Available records >>
* Start *

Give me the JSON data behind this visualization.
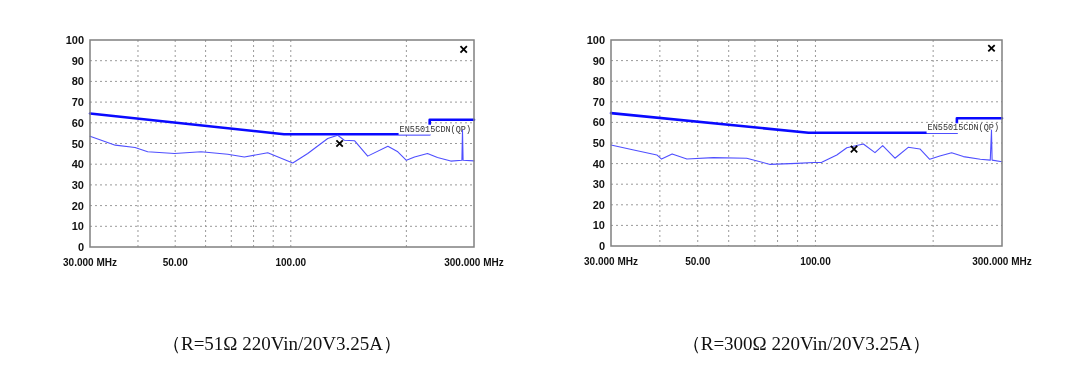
{
  "chart_data": [
    {
      "type": "line",
      "log": "x",
      "grid": true,
      "xlim": [
        30,
        300
      ],
      "ylim": [
        0,
        100
      ],
      "xticks": [
        {
          "value": 30,
          "label": "30.000 MHz"
        },
        {
          "value": 40,
          "label": null
        },
        {
          "value": 50,
          "label": "50.00"
        },
        {
          "value": 60,
          "label": null
        },
        {
          "value": 70,
          "label": null
        },
        {
          "value": 80,
          "label": null
        },
        {
          "value": 90,
          "label": null
        },
        {
          "value": 100,
          "label": "100.00"
        },
        {
          "value": 200,
          "label": null
        },
        {
          "value": 300,
          "label": "300.000 MHz"
        }
      ],
      "yticks": [
        0,
        10,
        20,
        30,
        40,
        50,
        60,
        70,
        80,
        90,
        100
      ],
      "series": [
        {
          "name": "EN55015CDN(QP)",
          "color": "#0a0aff",
          "x": [
            30,
            96,
            230,
            230,
            300
          ],
          "values": [
            64.5,
            54.5,
            54.5,
            61.5,
            61.5
          ]
        },
        {
          "color": "#4f4fff",
          "x": [
            30,
            32.1,
            34.9,
            39.3,
            42.4,
            49.8,
            58.4,
            68.5,
            75.7,
            87.1,
            101.2,
            110.7,
            124.8,
            132.5,
            137.8,
            146.7,
            158.6,
            179,
            190,
            200,
            210,
            227,
            241,
            261,
            279,
            280,
            281,
            300
          ],
          "values": [
            53.5,
            51.6,
            49.2,
            48.1,
            46.0,
            45.2,
            46.0,
            44.8,
            43.5,
            45.5,
            40.6,
            45.2,
            52.4,
            54.0,
            51.6,
            51.3,
            43.9,
            48.7,
            46.0,
            41.9,
            43.5,
            45.2,
            43.2,
            41.5,
            41.9,
            56.5,
            41.9,
            41.6
          ]
        },
        {
          "type": "scatter",
          "marker": "cross",
          "color": "#000000",
          "x": [
            134,
            282
          ],
          "values": [
            50,
            95.5
          ]
        }
      ],
      "annotations": [
        "（R=51Ω  220Vin/20V3.25A）"
      ]
    },
    {
      "type": "line",
      "log": "x",
      "grid": true,
      "xlim": [
        30,
        300
      ],
      "ylim": [
        0,
        100
      ],
      "xticks": [
        {
          "value": 30,
          "label": "30.000 MHz"
        },
        {
          "value": 40,
          "label": null
        },
        {
          "value": 50,
          "label": "50.00"
        },
        {
          "value": 60,
          "label": null
        },
        {
          "value": 70,
          "label": null
        },
        {
          "value": 80,
          "label": null
        },
        {
          "value": 90,
          "label": null
        },
        {
          "value": 100,
          "label": "100.00"
        },
        {
          "value": 200,
          "label": null
        },
        {
          "value": 300,
          "label": "300.000 MHz"
        }
      ],
      "yticks": [
        0,
        10,
        20,
        30,
        40,
        50,
        60,
        70,
        80,
        90,
        100
      ],
      "series": [
        {
          "name": "EN55015CDN(QP)",
          "color": "#0a0aff",
          "x": [
            30,
            96,
            230,
            230,
            300
          ],
          "values": [
            64.5,
            55,
            55,
            62,
            62
          ]
        },
        {
          "color": "#4f4fff",
          "x": [
            30,
            34.3,
            39.3,
            40.4,
            43,
            46.9,
            54.8,
            66.7,
            76.6,
            89.6,
            98.8,
            103.8,
            113.4,
            120.3,
            132.6,
            142,
            148.6,
            159.7,
            172.7,
            185,
            196,
            208,
            223,
            239,
            264,
            280,
            282,
            283,
            300
          ],
          "values": [
            49.0,
            46.6,
            44.2,
            42.2,
            44.7,
            42.2,
            42.9,
            42.6,
            39.6,
            40.1,
            40.5,
            40.6,
            44.2,
            47.7,
            49.5,
            45.3,
            48.7,
            42.6,
            47.9,
            47.1,
            42.1,
            43.7,
            45.3,
            43.4,
            42.1,
            41.7,
            56.3,
            41.7,
            40.9
          ]
        },
        {
          "type": "scatter",
          "marker": "cross",
          "color": "#000000",
          "x": [
            125.5,
            282
          ],
          "values": [
            47,
            96
          ]
        }
      ],
      "annotations": [
        "（R=300Ω  220Vin/20V3.25A）"
      ]
    }
  ]
}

* End *

Problem requirements >> Reproduce the whole listing above word for word, but not its pictures.

Response >>
Give me the JSON data behind this visualization.
{
  "chart_data": [
    {
      "type": "line",
      "log": "x",
      "grid": true,
      "xlim": [
        30,
        300
      ],
      "ylim": [
        0,
        100
      ],
      "xticks": [
        {
          "value": 30,
          "label": "30.000 MHz"
        },
        {
          "value": 40,
          "label": null
        },
        {
          "value": 50,
          "label": "50.00"
        },
        {
          "value": 60,
          "label": null
        },
        {
          "value": 70,
          "label": null
        },
        {
          "value": 80,
          "label": null
        },
        {
          "value": 90,
          "label": null
        },
        {
          "value": 100,
          "label": "100.00"
        },
        {
          "value": 200,
          "label": null
        },
        {
          "value": 300,
          "label": "300.000 MHz"
        }
      ],
      "yticks": [
        0,
        10,
        20,
        30,
        40,
        50,
        60,
        70,
        80,
        90,
        100
      ],
      "series": [
        {
          "name": "EN55015CDN(QP)",
          "color": "#0a0aff",
          "x": [
            30,
            96,
            230,
            230,
            300
          ],
          "values": [
            64.5,
            54.5,
            54.5,
            61.5,
            61.5
          ]
        },
        {
          "color": "#4f4fff",
          "x": [
            30,
            32.1,
            34.9,
            39.3,
            42.4,
            49.8,
            58.4,
            68.5,
            75.7,
            87.1,
            101.2,
            110.7,
            124.8,
            132.5,
            137.8,
            146.7,
            158.6,
            179,
            190,
            200,
            210,
            227,
            241,
            261,
            279,
            280,
            281,
            300
          ],
          "values": [
            53.5,
            51.6,
            49.2,
            48.1,
            46.0,
            45.2,
            46.0,
            44.8,
            43.5,
            45.5,
            40.6,
            45.2,
            52.4,
            54.0,
            51.6,
            51.3,
            43.9,
            48.7,
            46.0,
            41.9,
            43.5,
            45.2,
            43.2,
            41.5,
            41.9,
            56.5,
            41.9,
            41.6
          ]
        },
        {
          "type": "scatter",
          "marker": "cross",
          "color": "#000000",
          "x": [
            134,
            282
          ],
          "values": [
            50,
            95.5
          ]
        }
      ],
      "annotations": [
        "（R=51Ω  220Vin/20V3.25A）"
      ]
    },
    {
      "type": "line",
      "log": "x",
      "grid": true,
      "xlim": [
        30,
        300
      ],
      "ylim": [
        0,
        100
      ],
      "xticks": [
        {
          "value": 30,
          "label": "30.000 MHz"
        },
        {
          "value": 40,
          "label": null
        },
        {
          "value": 50,
          "label": "50.00"
        },
        {
          "value": 60,
          "label": null
        },
        {
          "value": 70,
          "label": null
        },
        {
          "value": 80,
          "label": null
        },
        {
          "value": 90,
          "label": null
        },
        {
          "value": 100,
          "label": "100.00"
        },
        {
          "value": 200,
          "label": null
        },
        {
          "value": 300,
          "label": "300.000 MHz"
        }
      ],
      "yticks": [
        0,
        10,
        20,
        30,
        40,
        50,
        60,
        70,
        80,
        90,
        100
      ],
      "series": [
        {
          "name": "EN55015CDN(QP)",
          "color": "#0a0aff",
          "x": [
            30,
            96,
            230,
            230,
            300
          ],
          "values": [
            64.5,
            55,
            55,
            62,
            62
          ]
        },
        {
          "color": "#4f4fff",
          "x": [
            30,
            34.3,
            39.3,
            40.4,
            43,
            46.9,
            54.8,
            66.7,
            76.6,
            89.6,
            98.8,
            103.8,
            113.4,
            120.3,
            132.6,
            142,
            148.6,
            159.7,
            172.7,
            185,
            196,
            208,
            223,
            239,
            264,
            280,
            282,
            283,
            300
          ],
          "values": [
            49.0,
            46.6,
            44.2,
            42.2,
            44.7,
            42.2,
            42.9,
            42.6,
            39.6,
            40.1,
            40.5,
            40.6,
            44.2,
            47.7,
            49.5,
            45.3,
            48.7,
            42.6,
            47.9,
            47.1,
            42.1,
            43.7,
            45.3,
            43.4,
            42.1,
            41.7,
            56.3,
            41.7,
            40.9
          ]
        },
        {
          "type": "scatter",
          "marker": "cross",
          "color": "#000000",
          "x": [
            125.5,
            282
          ],
          "values": [
            47,
            96
          ]
        }
      ],
      "annotations": [
        "（R=300Ω  220Vin/20V3.25A）"
      ]
    }
  ]
}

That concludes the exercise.